■ TUJUAN TUGAS:
**A)** Dalam bagian dokumen tentang filsafat, apa sebutan Socrates untuk pendekatan yang kini kita kenal sebagai filsafat?
**B)** Tolong ringkas bagian dokumen tentang filsafat dalam dua kalimat.

Judul pada blog adalah jawaban dari pertanyaan dari forum sebelah. Berikut ini adalah pandangan kami atas pertanyaan dimasud.
Sejarah filsafat tertua, sejauh yang kami ketahui, berangkat dari ide-ide Socrates, dan banyak pendahulu sebelum Socrates; hanya saja mungkin Socrates – melalui Plato – telah terlebih menyusun pemikiran-pemikirannya secara lebih terdokumentasi dari pendahulunya. Dan pendekatan yang sekarang kita kenal sebagai “filsafat” waktu itu belum dinamai demikian. Socrates hanya menyebutnya sebagai "pengetahuan sejati".
Jadi tentang apa pengetahuan sejati– atau filsafat ini? Sederhananya tentang mengidentifikasi obyek, yang mencakup dua hal :
Mengidentifikasi identitas obyek realitas.
Dan yang dimasud realitas – kalau kurang tepat mohon dikoreksi, tapi ini merujuk pada Plato Divided Line – adalah yang bisa disensor oleh indera atau visible object (bisa dilihat, diraba, dicium, diukur, dll - dengan kata lain bisa dieksperimen) dan selain itu juga yang bisa diketahui atau dikenali melalui pendekatan dialektis nalar, contoh Tuhan; Tuhan non visible, tapi tidak akan ada alam kalau tidak ada yang memulai atau menciptakannya, jadi eksistensi Tuhan – walaupun non visble , - meupakan sebuah realitas sejak secara dialektis bisa dibuktikan (apakah bisa di eksperimen? Jawabannya saya sarankan membaca The Brief History of Time dan Grand Design – Stephen Hawking). Yang non visible dan sekaligus juga yang tidak bisa diketahui, atau dikenali, dengan bernalar disebut non realitas, atau di luar pengetahuan alias khayalan. Sebuah obyek kemudian dianggap tidak ada – tidak dikenal - sampai ia bisa didefinisikan, pertama secara visible, dan yang kedua secara nalar untuk dijabarkan secara komprehensif dalam karakteristik yang menentu sebagai identitasnya, sehingga kita bisa menyebutnya sebagai obyek menentu ‘A’, ‘B’, ‘C’, dan seterusnya.Mengidentifikasi perwujudan dari realitas – atau refleksi dalam bahasa Socrates.

■ BARIS DATA:
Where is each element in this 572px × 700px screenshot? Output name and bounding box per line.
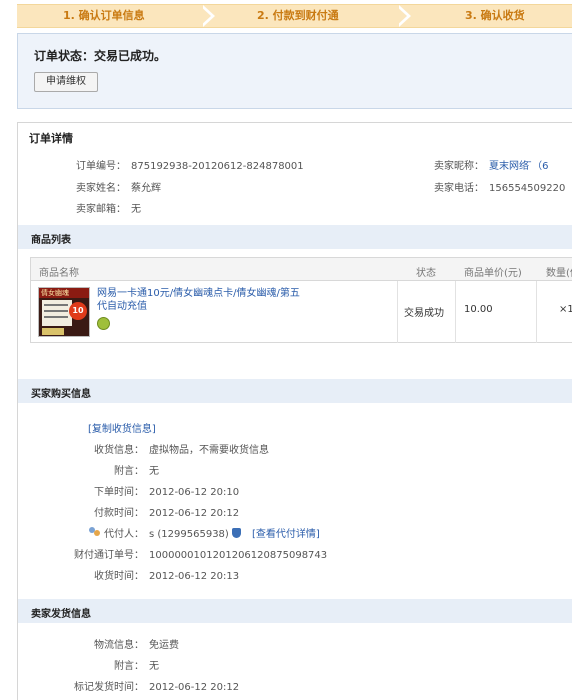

* * *

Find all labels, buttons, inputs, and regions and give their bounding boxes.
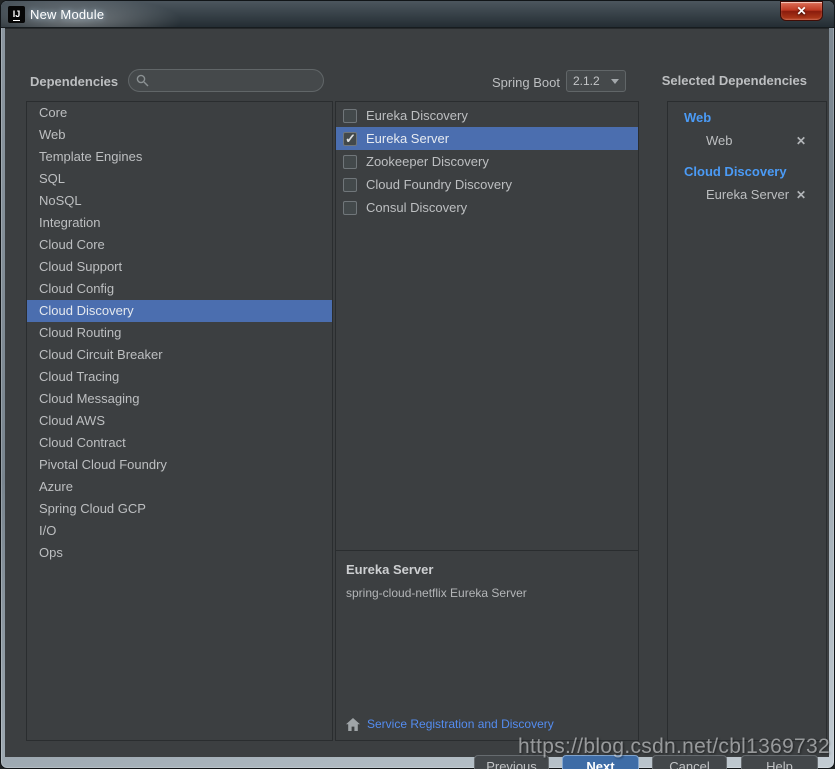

■ HASIL BERURUTAN:
**A)** Socrates menyebutnya "pengetahuan sejati".

**B)** Sejarah filsafat tertua yang diketahui penulis berangkat dari ide-ide Socrates, yang menyebut pendekatan ini "pengetahuan sejati" dan yang pada dasarnya bertujuan mengidentifikasi obyek. Realitas mencakup apa yang bisa ditangkap indera serta apa yang bisa dikenali melalui nalar dialektis, sedangkan yang tidak bisa dikenali dengan keduanya disebut non realitas atau khayalan.